◆ **Given request**
Read the records below. Copy each line where the string "title" occurs.

Data items:
######

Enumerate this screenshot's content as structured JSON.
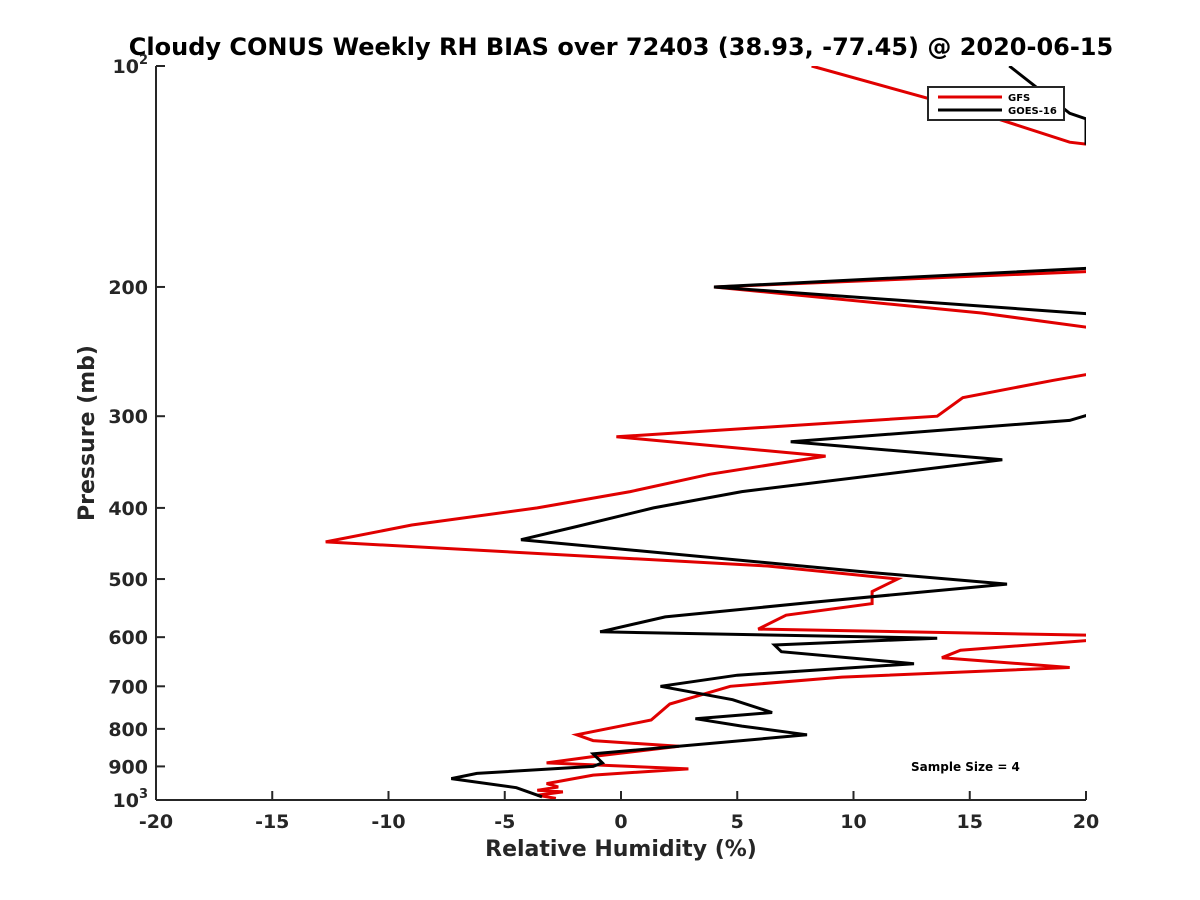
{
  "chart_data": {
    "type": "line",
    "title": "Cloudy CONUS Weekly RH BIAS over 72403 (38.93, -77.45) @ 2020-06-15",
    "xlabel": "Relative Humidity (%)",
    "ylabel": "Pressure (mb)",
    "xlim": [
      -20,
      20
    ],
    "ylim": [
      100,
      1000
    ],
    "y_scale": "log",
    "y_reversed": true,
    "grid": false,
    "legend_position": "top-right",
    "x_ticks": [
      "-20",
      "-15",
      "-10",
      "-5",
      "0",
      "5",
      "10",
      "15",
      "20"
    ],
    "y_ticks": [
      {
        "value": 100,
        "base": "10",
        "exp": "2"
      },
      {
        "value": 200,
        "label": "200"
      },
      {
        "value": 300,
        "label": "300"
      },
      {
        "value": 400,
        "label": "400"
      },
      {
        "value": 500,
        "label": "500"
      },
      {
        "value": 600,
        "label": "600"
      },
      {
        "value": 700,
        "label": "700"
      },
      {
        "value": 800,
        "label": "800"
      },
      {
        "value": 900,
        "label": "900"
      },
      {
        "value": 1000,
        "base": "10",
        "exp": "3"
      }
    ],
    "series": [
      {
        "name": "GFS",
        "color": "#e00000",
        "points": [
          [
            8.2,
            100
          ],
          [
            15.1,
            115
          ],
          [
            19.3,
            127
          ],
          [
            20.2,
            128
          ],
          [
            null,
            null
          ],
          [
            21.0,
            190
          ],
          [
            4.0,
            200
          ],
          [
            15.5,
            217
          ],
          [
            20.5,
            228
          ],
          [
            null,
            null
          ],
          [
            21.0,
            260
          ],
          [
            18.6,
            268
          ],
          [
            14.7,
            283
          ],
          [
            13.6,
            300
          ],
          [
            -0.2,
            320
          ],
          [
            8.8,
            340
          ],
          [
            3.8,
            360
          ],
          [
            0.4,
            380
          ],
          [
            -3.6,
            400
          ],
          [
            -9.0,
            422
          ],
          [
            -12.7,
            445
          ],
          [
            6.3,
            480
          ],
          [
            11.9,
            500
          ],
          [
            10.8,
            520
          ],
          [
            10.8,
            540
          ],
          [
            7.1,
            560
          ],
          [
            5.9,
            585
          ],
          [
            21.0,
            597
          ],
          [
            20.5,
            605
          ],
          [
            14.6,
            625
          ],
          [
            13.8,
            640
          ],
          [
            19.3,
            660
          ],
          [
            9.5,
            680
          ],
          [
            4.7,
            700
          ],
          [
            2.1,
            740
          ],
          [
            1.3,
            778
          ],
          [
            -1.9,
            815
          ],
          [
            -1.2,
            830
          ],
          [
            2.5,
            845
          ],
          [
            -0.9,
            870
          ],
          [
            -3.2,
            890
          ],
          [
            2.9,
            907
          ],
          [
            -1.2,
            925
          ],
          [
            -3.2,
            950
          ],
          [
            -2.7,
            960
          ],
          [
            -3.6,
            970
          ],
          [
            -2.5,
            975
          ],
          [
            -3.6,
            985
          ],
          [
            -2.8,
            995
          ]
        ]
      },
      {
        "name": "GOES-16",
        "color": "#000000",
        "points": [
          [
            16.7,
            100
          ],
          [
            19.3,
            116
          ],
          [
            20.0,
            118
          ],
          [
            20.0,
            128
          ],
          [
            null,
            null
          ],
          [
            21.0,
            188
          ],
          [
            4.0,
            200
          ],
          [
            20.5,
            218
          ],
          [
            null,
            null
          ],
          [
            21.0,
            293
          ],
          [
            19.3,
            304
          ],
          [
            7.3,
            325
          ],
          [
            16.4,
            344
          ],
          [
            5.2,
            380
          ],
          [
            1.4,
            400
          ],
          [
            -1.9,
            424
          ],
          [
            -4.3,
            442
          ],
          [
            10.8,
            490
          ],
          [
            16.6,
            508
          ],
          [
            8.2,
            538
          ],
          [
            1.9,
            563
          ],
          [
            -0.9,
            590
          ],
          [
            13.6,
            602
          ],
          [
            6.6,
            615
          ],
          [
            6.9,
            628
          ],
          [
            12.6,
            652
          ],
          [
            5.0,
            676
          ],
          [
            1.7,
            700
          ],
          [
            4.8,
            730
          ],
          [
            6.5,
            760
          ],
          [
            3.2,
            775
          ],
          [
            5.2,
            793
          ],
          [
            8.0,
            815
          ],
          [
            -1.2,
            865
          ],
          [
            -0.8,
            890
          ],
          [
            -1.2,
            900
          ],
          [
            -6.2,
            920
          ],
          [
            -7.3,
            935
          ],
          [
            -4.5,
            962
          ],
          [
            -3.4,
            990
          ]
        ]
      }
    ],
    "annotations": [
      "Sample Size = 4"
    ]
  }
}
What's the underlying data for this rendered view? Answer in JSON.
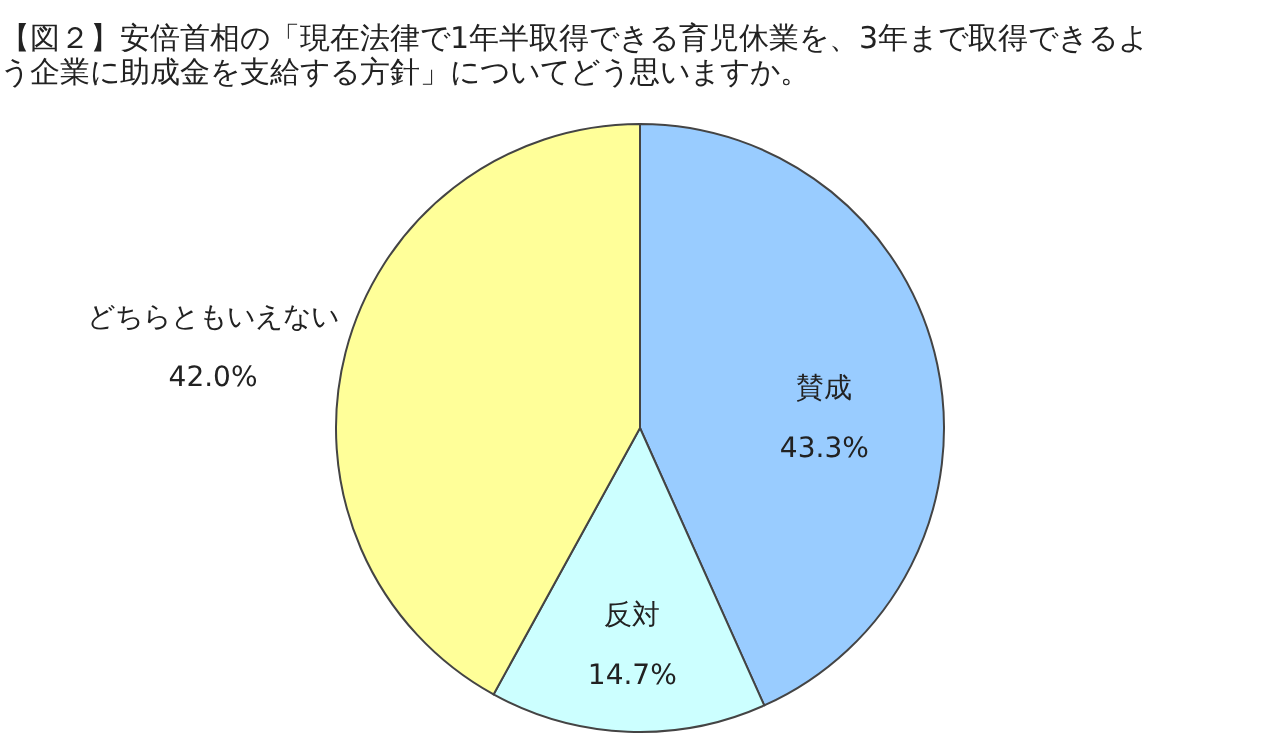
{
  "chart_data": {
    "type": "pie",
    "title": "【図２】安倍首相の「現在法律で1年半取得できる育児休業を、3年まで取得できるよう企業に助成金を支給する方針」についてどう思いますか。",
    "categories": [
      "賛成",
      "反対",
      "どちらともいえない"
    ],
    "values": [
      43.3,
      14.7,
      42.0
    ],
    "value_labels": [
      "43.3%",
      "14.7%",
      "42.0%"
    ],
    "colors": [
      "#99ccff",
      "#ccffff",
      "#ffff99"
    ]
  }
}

######

◆ **Expected output**
    "title": "Cloudy CONUS Weekly RH BIAS over 72403 (38.93, -77.45) @ 2020-06-15",
    "title": "【図２】安倍首相の「現在法律で1年半取得できる育児休業を、3年まで取得できるよう企業に助成金を支給する方針」についてどう思いますか。",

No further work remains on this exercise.